DATA SUPPLIED:
● ● ● ●

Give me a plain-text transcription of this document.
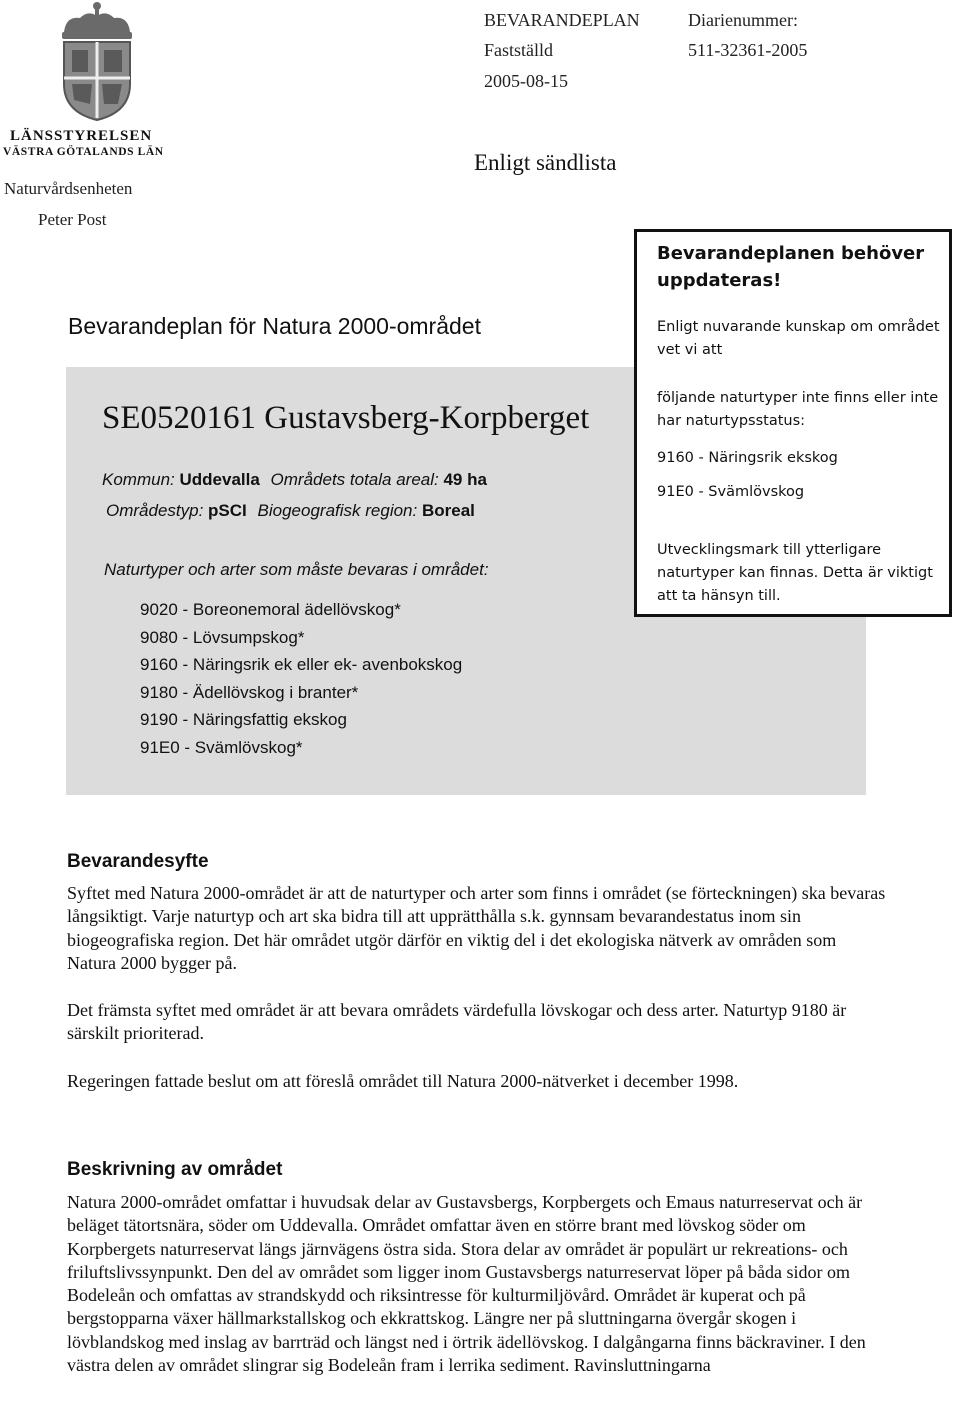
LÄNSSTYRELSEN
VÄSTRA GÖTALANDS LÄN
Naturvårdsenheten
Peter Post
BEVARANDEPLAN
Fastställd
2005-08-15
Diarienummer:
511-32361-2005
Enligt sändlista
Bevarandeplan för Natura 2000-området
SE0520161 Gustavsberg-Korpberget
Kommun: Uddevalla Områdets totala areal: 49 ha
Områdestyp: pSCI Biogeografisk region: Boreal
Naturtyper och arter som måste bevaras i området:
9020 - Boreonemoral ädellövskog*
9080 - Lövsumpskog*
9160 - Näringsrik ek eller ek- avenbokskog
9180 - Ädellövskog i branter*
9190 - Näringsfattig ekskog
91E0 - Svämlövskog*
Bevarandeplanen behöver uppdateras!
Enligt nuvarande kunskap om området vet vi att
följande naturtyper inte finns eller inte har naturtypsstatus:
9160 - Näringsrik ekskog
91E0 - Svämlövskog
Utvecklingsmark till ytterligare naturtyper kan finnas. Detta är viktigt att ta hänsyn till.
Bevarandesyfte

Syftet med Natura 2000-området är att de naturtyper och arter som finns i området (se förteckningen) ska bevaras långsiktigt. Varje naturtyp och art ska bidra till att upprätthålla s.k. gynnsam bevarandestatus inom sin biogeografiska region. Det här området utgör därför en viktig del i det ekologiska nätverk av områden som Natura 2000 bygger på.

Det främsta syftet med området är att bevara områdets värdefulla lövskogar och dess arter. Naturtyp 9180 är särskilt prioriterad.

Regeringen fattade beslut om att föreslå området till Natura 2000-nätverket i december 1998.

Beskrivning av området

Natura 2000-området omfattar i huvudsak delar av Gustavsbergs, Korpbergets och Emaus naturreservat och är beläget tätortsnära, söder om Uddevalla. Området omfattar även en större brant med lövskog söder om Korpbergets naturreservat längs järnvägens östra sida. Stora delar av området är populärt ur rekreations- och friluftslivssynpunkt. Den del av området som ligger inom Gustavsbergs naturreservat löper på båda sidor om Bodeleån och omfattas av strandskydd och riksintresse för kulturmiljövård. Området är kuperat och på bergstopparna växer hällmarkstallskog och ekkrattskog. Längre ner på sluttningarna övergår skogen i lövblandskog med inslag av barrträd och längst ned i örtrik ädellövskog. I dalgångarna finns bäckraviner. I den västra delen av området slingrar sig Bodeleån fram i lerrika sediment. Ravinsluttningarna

● ● ● ●

WHAT THE TASK ASKS: Repeat each entry exactly as given; no pictures belong in the copy.

FULL ANSWER:
Give me a plain-text transcription of this document.
LÄNSSTYRELSEN
VÄSTRA GÖTALANDS LÄN
Naturvårdsenheten
Peter Post
BEVARANDEPLAN
Fastställd
2005-08-15
Diarienummer:
511-32361-2005
Enligt sändlista
Bevarandeplan för Natura 2000-området
SE0520161 Gustavsberg-Korpberget
Kommun: Uddevalla Områdets totala areal: 49 ha
Områdestyp: pSCI Biogeografisk region: Boreal
Naturtyper och arter som måste bevaras i området:
9020 - Boreonemoral ädellövskog*
9080 - Lövsumpskog*
9160 - Näringsrik ek eller ek- avenbokskog
9180 - Ädellövskog i branter*
9190 - Näringsfattig ekskog
91E0 - Svämlövskog*
Bevarandeplanen behöver uppdateras!
Enligt nuvarande kunskap om området vet vi att
följande naturtyper inte finns eller inte har naturtypsstatus:
9160 - Näringsrik ekskog
91E0 - Svämlövskog
Utvecklingsmark till ytterligare naturtyper kan finnas. Detta är viktigt att ta hänsyn till.
Bevarandesyfte

Syftet med Natura 2000-området är att de naturtyper och arter som finns i området (se förteckningen) ska bevaras långsiktigt. Varje naturtyp och art ska bidra till att upprätthålla s.k. gynnsam bevarandestatus inom sin biogeografiska region. Det här området utgör därför en viktig del i det ekologiska nätverk av områden som Natura 2000 bygger på.

Det främsta syftet med området är att bevara områdets värdefulla lövskogar och dess arter. Naturtyp 9180 är särskilt prioriterad.

Regeringen fattade beslut om att föreslå området till Natura 2000-nätverket i december 1998.

Beskrivning av området

Natura 2000-området omfattar i huvudsak delar av Gustavsbergs, Korpbergets och Emaus naturreservat och är beläget tätortsnära, söder om Uddevalla. Området omfattar även en större brant med lövskog söder om Korpbergets naturreservat längs järnvägens östra sida. Stora delar av området är populärt ur rekreations- och friluftslivssynpunkt. Den del av området som ligger inom Gustavsbergs naturreservat löper på båda sidor om Bodeleån och omfattas av strandskydd och riksintresse för kulturmiljövård. Området är kuperat och på bergstopparna växer hällmarkstallskog och ekkrattskog. Längre ner på sluttningarna övergår skogen i lövblandskog med inslag av barrträd och längst ned i örtrik ädellövskog. I dalgångarna finns bäckraviner. I den västra delen av området slingrar sig Bodeleån fram i lerrika sediment. Ravinsluttningarna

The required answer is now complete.